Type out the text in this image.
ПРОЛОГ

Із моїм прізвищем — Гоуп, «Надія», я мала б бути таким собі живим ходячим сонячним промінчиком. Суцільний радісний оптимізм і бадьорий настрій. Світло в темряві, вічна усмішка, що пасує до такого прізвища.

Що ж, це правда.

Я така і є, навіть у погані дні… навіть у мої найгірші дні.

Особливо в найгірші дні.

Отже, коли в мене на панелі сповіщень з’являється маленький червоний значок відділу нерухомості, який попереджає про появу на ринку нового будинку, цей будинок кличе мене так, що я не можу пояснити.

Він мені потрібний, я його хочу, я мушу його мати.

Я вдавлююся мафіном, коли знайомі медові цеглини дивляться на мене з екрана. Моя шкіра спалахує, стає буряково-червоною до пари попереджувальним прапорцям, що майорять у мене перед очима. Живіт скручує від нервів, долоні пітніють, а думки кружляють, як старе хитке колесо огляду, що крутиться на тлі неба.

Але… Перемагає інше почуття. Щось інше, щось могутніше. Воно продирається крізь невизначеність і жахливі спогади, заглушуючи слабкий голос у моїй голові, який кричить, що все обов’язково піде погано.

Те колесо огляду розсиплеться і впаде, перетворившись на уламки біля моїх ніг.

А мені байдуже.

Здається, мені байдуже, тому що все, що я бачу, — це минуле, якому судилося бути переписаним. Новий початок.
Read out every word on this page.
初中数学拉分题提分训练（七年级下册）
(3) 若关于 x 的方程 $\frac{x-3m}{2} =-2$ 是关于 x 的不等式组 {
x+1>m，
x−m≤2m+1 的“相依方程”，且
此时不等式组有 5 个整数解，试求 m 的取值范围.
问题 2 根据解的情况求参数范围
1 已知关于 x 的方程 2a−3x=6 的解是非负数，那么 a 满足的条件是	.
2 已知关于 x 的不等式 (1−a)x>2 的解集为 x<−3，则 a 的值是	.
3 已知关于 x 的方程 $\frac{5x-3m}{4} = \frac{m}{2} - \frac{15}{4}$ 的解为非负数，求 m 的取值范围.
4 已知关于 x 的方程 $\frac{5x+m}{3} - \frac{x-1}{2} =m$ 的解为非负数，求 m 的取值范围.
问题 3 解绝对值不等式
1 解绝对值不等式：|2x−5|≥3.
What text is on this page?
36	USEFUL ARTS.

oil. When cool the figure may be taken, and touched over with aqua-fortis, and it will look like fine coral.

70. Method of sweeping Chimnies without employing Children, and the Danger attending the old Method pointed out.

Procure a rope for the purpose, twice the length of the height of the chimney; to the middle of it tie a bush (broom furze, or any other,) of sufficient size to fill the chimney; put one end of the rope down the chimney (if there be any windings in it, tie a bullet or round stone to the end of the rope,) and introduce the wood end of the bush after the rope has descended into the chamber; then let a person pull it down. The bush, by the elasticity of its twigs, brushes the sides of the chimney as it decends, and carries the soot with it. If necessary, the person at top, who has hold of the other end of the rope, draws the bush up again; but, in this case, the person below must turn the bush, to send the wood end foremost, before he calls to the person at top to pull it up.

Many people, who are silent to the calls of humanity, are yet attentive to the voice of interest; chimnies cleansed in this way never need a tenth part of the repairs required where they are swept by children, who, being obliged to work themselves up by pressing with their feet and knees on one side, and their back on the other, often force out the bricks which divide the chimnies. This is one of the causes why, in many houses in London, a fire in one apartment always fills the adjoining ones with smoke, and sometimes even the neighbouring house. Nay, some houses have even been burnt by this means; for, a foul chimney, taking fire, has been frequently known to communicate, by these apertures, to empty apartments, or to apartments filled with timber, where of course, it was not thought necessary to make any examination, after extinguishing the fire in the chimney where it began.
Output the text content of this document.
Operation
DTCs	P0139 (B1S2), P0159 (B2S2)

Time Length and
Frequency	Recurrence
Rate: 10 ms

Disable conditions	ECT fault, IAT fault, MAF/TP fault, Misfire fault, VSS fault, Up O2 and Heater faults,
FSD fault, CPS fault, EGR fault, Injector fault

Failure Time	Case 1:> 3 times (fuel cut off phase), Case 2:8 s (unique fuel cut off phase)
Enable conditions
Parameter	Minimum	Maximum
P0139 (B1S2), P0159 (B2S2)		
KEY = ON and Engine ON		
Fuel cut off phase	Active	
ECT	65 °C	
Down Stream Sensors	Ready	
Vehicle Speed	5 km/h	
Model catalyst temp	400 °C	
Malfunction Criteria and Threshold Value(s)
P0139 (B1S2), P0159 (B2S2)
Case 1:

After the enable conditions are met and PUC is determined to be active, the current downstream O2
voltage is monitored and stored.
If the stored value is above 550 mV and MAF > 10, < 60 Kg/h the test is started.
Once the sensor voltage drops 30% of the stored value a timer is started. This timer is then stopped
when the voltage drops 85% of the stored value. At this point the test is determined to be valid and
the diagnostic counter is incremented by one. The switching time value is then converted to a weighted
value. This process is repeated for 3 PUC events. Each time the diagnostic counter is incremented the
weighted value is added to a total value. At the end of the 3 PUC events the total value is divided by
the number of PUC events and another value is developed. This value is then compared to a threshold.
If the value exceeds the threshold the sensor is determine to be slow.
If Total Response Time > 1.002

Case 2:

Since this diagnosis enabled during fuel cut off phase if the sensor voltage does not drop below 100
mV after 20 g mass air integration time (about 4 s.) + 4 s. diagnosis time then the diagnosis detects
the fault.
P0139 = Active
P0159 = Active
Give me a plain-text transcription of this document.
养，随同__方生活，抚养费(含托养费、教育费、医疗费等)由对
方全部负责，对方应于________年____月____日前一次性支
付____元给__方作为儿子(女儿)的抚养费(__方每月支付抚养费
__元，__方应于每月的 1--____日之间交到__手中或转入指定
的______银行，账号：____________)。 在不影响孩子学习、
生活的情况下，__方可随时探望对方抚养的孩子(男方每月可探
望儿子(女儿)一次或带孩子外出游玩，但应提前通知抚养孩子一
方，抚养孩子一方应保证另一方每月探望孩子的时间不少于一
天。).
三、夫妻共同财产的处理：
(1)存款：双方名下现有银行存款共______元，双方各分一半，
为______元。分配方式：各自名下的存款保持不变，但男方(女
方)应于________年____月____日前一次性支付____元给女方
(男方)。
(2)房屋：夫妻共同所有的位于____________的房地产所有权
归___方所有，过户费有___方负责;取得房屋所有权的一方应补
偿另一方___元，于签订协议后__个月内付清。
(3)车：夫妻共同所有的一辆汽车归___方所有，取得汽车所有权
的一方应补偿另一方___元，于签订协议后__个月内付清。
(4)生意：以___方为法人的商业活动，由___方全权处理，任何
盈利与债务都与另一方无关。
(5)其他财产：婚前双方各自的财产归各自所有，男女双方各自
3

************

## DIRECTIONS
Using the exact wording, write out all of the records.

## TASK ANSWER
Type out the text in this image.
ПРОЛОГ

Із моїм прізвищем — Гоуп, «Надія», я мала б бути таким собі живим ходячим сонячним промінчиком. Суцільний радісний оптимізм і бадьорий настрій. Світло в темряві, вічна усмішка, що пасує до такого прізвища.

Що ж, це правда.

Я така і є, навіть у погані дні… навіть у мої найгірші дні.

Особливо в найгірші дні.

Отже, коли в мене на панелі сповіщень з’являється маленький червоний значок відділу нерухомості, який попереджає про появу на ринку нового будинку, цей будинок кличе мене так, що я не можу пояснити.

Він мені потрібний, я його хочу, я мушу його мати.

Я вдавлююся мафіном, коли знайомі медові цеглини дивляться на мене з екрана. Моя шкіра спалахує, стає буряково-червоною до пари попереджувальним прапорцям, що майорять у мене перед очима. Живіт скручує від нервів, долоні пітніють, а думки кружляють, як старе хитке колесо огляду, що крутиться на тлі неба.

Але… Перемагає інше почуття. Щось інше, щось могутніше. Воно продирається крізь невизначеність і жахливі спогади, заглушуючи слабкий голос у моїй голові, який кричить, що все обов’язково піде погано.

Те колесо огляду розсиплеться і впаде, перетворившись на уламки біля моїх ніг.

А мені байдуже.

Здається, мені байдуже, тому що все, що я бачу, — це минуле, якому судилося бути переписаним. Новий початок.
Read out every word on this page.
初中数学拉分题提分训练（七年级下册）
(3) 若关于 x 的方程 $\frac{x-3m}{2} =-2$ 是关于 x 的不等式组 {
x+1>m，
x−m≤2m+1 的“相依方程”，且
此时不等式组有 5 个整数解，试求 m 的取值范围.
问题 2 根据解的情况求参数范围
1 已知关于 x 的方程 2a−3x=6 的解是非负数，那么 a 满足的条件是	.
2 已知关于 x 的不等式 (1−a)x>2 的解集为 x<−3，则 a 的值是	.
3 已知关于 x 的方程 $\frac{5x-3m}{4} = \frac{m}{2} - \frac{15}{4}$ 的解为非负数，求 m 的取值范围.
4 已知关于 x 的方程 $\frac{5x+m}{3} - \frac{x-1}{2} =m$ 的解为非负数，求 m 的取值范围.
问题 3 解绝对值不等式
1 解绝对值不等式：|2x−5|≥3.
What text is on this page?
36	USEFUL ARTS.

oil. When cool the figure may be taken, and touched over with aqua-fortis, and it will look like fine coral.

70. Method of sweeping Chimnies without employing Children, and the Danger attending the old Method pointed out.

Procure a rope for the purpose, twice the length of the height of the chimney; to the middle of it tie a bush (broom furze, or any other,) of sufficient size to fill the chimney; put one end of the rope down the chimney (if there be any windings in it, tie a bullet or round stone to the end of the rope,) and introduce the wood end of the bush after the rope has descended into the chamber; then let a person pull it down. The bush, by the elasticity of its twigs, brushes the sides of the chimney as it decends, and carries the soot with it. If necessary, the person at top, who has hold of the other end of the rope, draws the bush up again; but, in this case, the person below must turn the bush, to send the wood end foremost, before he calls to the person at top to pull it up.

Many people, who are silent to the calls of humanity, are yet attentive to the voice of interest; chimnies cleansed in this way never need a tenth part of the repairs required where they are swept by children, who, being obliged to work themselves up by pressing with their feet and knees on one side, and their back on the other, often force out the bricks which divide the chimnies. This is one of the causes why, in many houses in London, a fire in one apartment always fills the adjoining ones with smoke, and sometimes even the neighbouring house. Nay, some houses have even been burnt by this means; for, a foul chimney, taking fire, has been frequently known to communicate, by these apertures, to empty apartments, or to apartments filled with timber, where of course, it was not thought necessary to make any examination, after extinguishing the fire in the chimney where it began.
Output the text content of this document.
Operation
DTCs	P0139 (B1S2), P0159 (B2S2)

Time Length and
Frequency	Recurrence
Rate: 10 ms

Disable conditions	ECT fault, IAT fault, MAF/TP fault, Misfire fault, VSS fault, Up O2 and Heater faults,
FSD fault, CPS fault, EGR fault, Injector fault

Failure Time	Case 1:> 3 times (fuel cut off phase), Case 2:8 s (unique fuel cut off phase)
Enable conditions
Parameter	Minimum	Maximum
P0139 (B1S2), P0159 (B2S2)		
KEY = ON and Engine ON		
Fuel cut off phase	Active	
ECT	65 °C	
Down Stream Sensors	Ready	
Vehicle Speed	5 km/h	
Model catalyst temp	400 °C	
Malfunction Criteria and Threshold Value(s)
P0139 (B1S2), P0159 (B2S2)
Case 1:

After the enable conditions are met and PUC is determined to be active, the current downstream O2
voltage is monitored and stored.
If the stored value is above 550 mV and MAF > 10, < 60 Kg/h the test is started.
Once the sensor voltage drops 30% of the stored value a timer is started. This timer is then stopped
when the voltage drops 85% of the stored value. At this point the test is determined to be valid and
the diagnostic counter is incremented by one. The switching time value is then converted to a weighted
value. This process is repeated for 3 PUC events. Each time the diagnostic counter is incremented the
weighted value is added to a total value. At the end of the 3 PUC events the total value is divided by
the number of PUC events and another value is developed. This value is then compared to a threshold.
If the value exceeds the threshold the sensor is determine to be slow.
If Total Response Time > 1.002

Case 2:

Since this diagnosis enabled during fuel cut off phase if the sensor voltage does not drop below 100
mV after 20 g mass air integration time (about 4 s.) + 4 s. diagnosis time then the diagnosis detects
the fault.
P0139 = Active
P0159 = Active
Give me a plain-text transcription of this document.
养，随同__方生活，抚养费(含托养费、教育费、医疗费等)由对
方全部负责，对方应于________年____月____日前一次性支
付____元给__方作为儿子(女儿)的抚养费(__方每月支付抚养费
__元，__方应于每月的 1--____日之间交到__手中或转入指定
的______银行，账号：____________)。 在不影响孩子学习、
生活的情况下，__方可随时探望对方抚养的孩子(男方每月可探
望儿子(女儿)一次或带孩子外出游玩，但应提前通知抚养孩子一
方，抚养孩子一方应保证另一方每月探望孩子的时间不少于一
天。).
三、夫妻共同财产的处理：
(1)存款：双方名下现有银行存款共______元，双方各分一半，
为______元。分配方式：各自名下的存款保持不变，但男方(女
方)应于________年____月____日前一次性支付____元给女方
(男方)。
(2)房屋：夫妻共同所有的位于____________的房地产所有权
归___方所有，过户费有___方负责;取得房屋所有权的一方应补
偿另一方___元，于签订协议后__个月内付清。
(3)车：夫妻共同所有的一辆汽车归___方所有，取得汽车所有权
的一方应补偿另一方___元，于签订协议后__个月内付清。
(4)生意：以___方为法人的商业活动，由___方全权处理，任何
盈利与债务都与另一方无关。
(5)其他财产：婚前双方各自的财产归各自所有，男女双方各自
3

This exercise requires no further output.